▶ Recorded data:
————————

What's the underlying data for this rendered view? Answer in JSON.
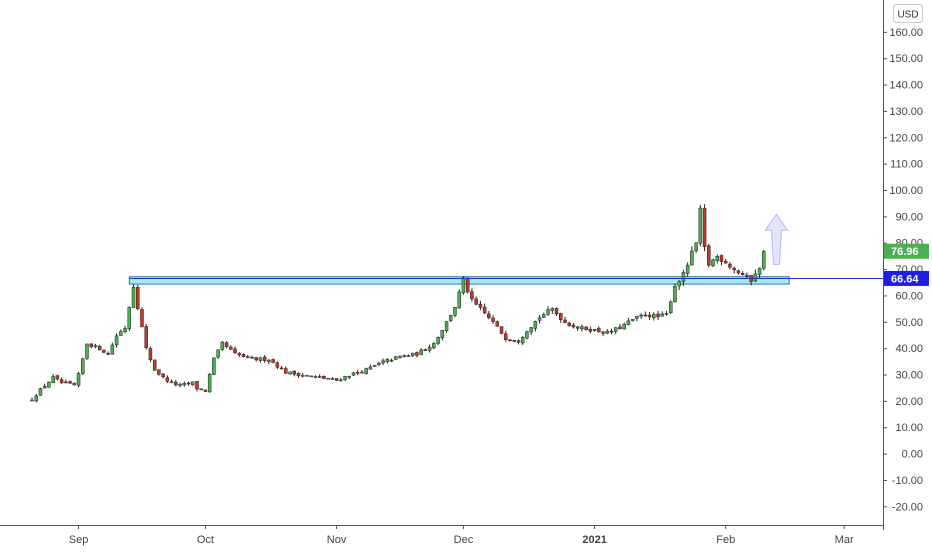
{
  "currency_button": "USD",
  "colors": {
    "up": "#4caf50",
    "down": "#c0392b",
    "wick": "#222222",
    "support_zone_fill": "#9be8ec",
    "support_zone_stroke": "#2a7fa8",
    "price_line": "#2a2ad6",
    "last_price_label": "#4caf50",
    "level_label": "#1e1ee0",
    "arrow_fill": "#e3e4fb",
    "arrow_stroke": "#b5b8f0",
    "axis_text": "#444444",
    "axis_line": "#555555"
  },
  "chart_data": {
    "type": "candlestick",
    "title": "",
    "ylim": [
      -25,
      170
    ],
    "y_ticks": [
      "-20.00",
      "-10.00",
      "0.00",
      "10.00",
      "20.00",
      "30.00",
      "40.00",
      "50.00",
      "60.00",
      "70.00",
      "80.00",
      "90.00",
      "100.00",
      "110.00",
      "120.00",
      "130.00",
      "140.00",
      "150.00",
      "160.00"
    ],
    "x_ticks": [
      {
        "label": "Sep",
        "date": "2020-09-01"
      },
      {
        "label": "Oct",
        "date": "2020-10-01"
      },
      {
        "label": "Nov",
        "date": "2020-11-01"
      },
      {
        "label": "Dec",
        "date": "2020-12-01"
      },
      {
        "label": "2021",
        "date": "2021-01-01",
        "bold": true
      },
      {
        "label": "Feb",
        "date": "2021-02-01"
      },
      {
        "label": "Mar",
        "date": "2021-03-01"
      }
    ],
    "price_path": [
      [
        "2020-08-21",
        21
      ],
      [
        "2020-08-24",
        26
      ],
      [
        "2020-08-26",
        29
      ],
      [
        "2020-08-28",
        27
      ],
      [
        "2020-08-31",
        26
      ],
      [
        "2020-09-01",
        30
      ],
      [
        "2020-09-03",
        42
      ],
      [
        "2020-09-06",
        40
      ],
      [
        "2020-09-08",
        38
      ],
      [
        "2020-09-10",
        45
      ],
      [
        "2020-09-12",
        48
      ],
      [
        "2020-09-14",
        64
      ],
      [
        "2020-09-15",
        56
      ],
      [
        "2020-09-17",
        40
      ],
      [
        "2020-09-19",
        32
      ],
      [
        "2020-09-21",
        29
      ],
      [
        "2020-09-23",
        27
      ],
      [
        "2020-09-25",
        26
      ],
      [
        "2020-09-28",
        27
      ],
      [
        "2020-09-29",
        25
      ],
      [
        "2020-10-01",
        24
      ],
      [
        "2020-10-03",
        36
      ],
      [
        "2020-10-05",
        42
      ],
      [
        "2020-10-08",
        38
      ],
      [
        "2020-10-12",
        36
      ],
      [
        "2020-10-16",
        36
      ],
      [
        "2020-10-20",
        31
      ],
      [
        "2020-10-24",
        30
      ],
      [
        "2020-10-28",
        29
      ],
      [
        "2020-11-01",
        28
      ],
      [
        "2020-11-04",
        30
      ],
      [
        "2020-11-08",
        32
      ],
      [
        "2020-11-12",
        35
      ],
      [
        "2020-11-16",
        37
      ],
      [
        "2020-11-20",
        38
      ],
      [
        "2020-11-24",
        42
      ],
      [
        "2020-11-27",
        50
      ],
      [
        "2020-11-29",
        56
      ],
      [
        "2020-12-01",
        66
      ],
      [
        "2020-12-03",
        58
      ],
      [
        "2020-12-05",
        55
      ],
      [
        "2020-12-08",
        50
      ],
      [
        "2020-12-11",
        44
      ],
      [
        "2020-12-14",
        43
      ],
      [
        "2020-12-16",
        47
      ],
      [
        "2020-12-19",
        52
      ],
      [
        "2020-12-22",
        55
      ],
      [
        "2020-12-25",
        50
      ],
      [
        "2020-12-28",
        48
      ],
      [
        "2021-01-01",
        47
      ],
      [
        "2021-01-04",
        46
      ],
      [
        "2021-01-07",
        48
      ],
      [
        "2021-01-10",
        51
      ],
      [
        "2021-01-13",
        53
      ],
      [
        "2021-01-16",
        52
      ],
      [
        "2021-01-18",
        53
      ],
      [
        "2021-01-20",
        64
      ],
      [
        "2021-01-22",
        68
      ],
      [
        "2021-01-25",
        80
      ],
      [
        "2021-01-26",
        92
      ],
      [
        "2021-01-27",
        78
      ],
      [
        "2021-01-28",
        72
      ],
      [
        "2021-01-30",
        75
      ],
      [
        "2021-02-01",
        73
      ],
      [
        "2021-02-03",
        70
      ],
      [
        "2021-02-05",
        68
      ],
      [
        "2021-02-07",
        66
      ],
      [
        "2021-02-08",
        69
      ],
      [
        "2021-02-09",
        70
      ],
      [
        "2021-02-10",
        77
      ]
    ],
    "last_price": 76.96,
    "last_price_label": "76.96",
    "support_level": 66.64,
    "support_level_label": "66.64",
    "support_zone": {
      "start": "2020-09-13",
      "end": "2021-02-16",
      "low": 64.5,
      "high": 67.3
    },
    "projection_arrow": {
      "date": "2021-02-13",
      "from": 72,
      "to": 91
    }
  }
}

————————

▶ PROBLEM:
Print out the whole of the material word for word, without pictures.

▶ COMPLETED EXERCISE:
What's the underlying data for this rendered view? Answer in JSON.
{
  "currency_button": "USD",
  "colors": {
    "up": "#4caf50",
    "down": "#c0392b",
    "wick": "#222222",
    "support_zone_fill": "#9be8ec",
    "support_zone_stroke": "#2a7fa8",
    "price_line": "#2a2ad6",
    "last_price_label": "#4caf50",
    "level_label": "#1e1ee0",
    "arrow_fill": "#e3e4fb",
    "arrow_stroke": "#b5b8f0",
    "axis_text": "#444444",
    "axis_line": "#555555"
  },
  "chart_data": {
    "type": "candlestick",
    "title": "",
    "ylim": [
      -25,
      170
    ],
    "y_ticks": [
      "-20.00",
      "-10.00",
      "0.00",
      "10.00",
      "20.00",
      "30.00",
      "40.00",
      "50.00",
      "60.00",
      "70.00",
      "80.00",
      "90.00",
      "100.00",
      "110.00",
      "120.00",
      "130.00",
      "140.00",
      "150.00",
      "160.00"
    ],
    "x_ticks": [
      {
        "label": "Sep",
        "date": "2020-09-01"
      },
      {
        "label": "Oct",
        "date": "2020-10-01"
      },
      {
        "label": "Nov",
        "date": "2020-11-01"
      },
      {
        "label": "Dec",
        "date": "2020-12-01"
      },
      {
        "label": "2021",
        "date": "2021-01-01",
        "bold": true
      },
      {
        "label": "Feb",
        "date": "2021-02-01"
      },
      {
        "label": "Mar",
        "date": "2021-03-01"
      }
    ],
    "price_path": [
      [
        "2020-08-21",
        21
      ],
      [
        "2020-08-24",
        26
      ],
      [
        "2020-08-26",
        29
      ],
      [
        "2020-08-28",
        27
      ],
      [
        "2020-08-31",
        26
      ],
      [
        "2020-09-01",
        30
      ],
      [
        "2020-09-03",
        42
      ],
      [
        "2020-09-06",
        40
      ],
      [
        "2020-09-08",
        38
      ],
      [
        "2020-09-10",
        45
      ],
      [
        "2020-09-12",
        48
      ],
      [
        "2020-09-14",
        64
      ],
      [
        "2020-09-15",
        56
      ],
      [
        "2020-09-17",
        40
      ],
      [
        "2020-09-19",
        32
      ],
      [
        "2020-09-21",
        29
      ],
      [
        "2020-09-23",
        27
      ],
      [
        "2020-09-25",
        26
      ],
      [
        "2020-09-28",
        27
      ],
      [
        "2020-09-29",
        25
      ],
      [
        "2020-10-01",
        24
      ],
      [
        "2020-10-03",
        36
      ],
      [
        "2020-10-05",
        42
      ],
      [
        "2020-10-08",
        38
      ],
      [
        "2020-10-12",
        36
      ],
      [
        "2020-10-16",
        36
      ],
      [
        "2020-10-20",
        31
      ],
      [
        "2020-10-24",
        30
      ],
      [
        "2020-10-28",
        29
      ],
      [
        "2020-11-01",
        28
      ],
      [
        "2020-11-04",
        30
      ],
      [
        "2020-11-08",
        32
      ],
      [
        "2020-11-12",
        35
      ],
      [
        "2020-11-16",
        37
      ],
      [
        "2020-11-20",
        38
      ],
      [
        "2020-11-24",
        42
      ],
      [
        "2020-11-27",
        50
      ],
      [
        "2020-11-29",
        56
      ],
      [
        "2020-12-01",
        66
      ],
      [
        "2020-12-03",
        58
      ],
      [
        "2020-12-05",
        55
      ],
      [
        "2020-12-08",
        50
      ],
      [
        "2020-12-11",
        44
      ],
      [
        "2020-12-14",
        43
      ],
      [
        "2020-12-16",
        47
      ],
      [
        "2020-12-19",
        52
      ],
      [
        "2020-12-22",
        55
      ],
      [
        "2020-12-25",
        50
      ],
      [
        "2020-12-28",
        48
      ],
      [
        "2021-01-01",
        47
      ],
      [
        "2021-01-04",
        46
      ],
      [
        "2021-01-07",
        48
      ],
      [
        "2021-01-10",
        51
      ],
      [
        "2021-01-13",
        53
      ],
      [
        "2021-01-16",
        52
      ],
      [
        "2021-01-18",
        53
      ],
      [
        "2021-01-20",
        64
      ],
      [
        "2021-01-22",
        68
      ],
      [
        "2021-01-25",
        80
      ],
      [
        "2021-01-26",
        92
      ],
      [
        "2021-01-27",
        78
      ],
      [
        "2021-01-28",
        72
      ],
      [
        "2021-01-30",
        75
      ],
      [
        "2021-02-01",
        73
      ],
      [
        "2021-02-03",
        70
      ],
      [
        "2021-02-05",
        68
      ],
      [
        "2021-02-07",
        66
      ],
      [
        "2021-02-08",
        69
      ],
      [
        "2021-02-09",
        70
      ],
      [
        "2021-02-10",
        77
      ]
    ],
    "last_price": 76.96,
    "last_price_label": "76.96",
    "support_level": 66.64,
    "support_level_label": "66.64",
    "support_zone": {
      "start": "2020-09-13",
      "end": "2021-02-16",
      "low": 64.5,
      "high": 67.3
    },
    "projection_arrow": {
      "date": "2021-02-13",
      "from": 72,
      "to": 91
    }
  }
}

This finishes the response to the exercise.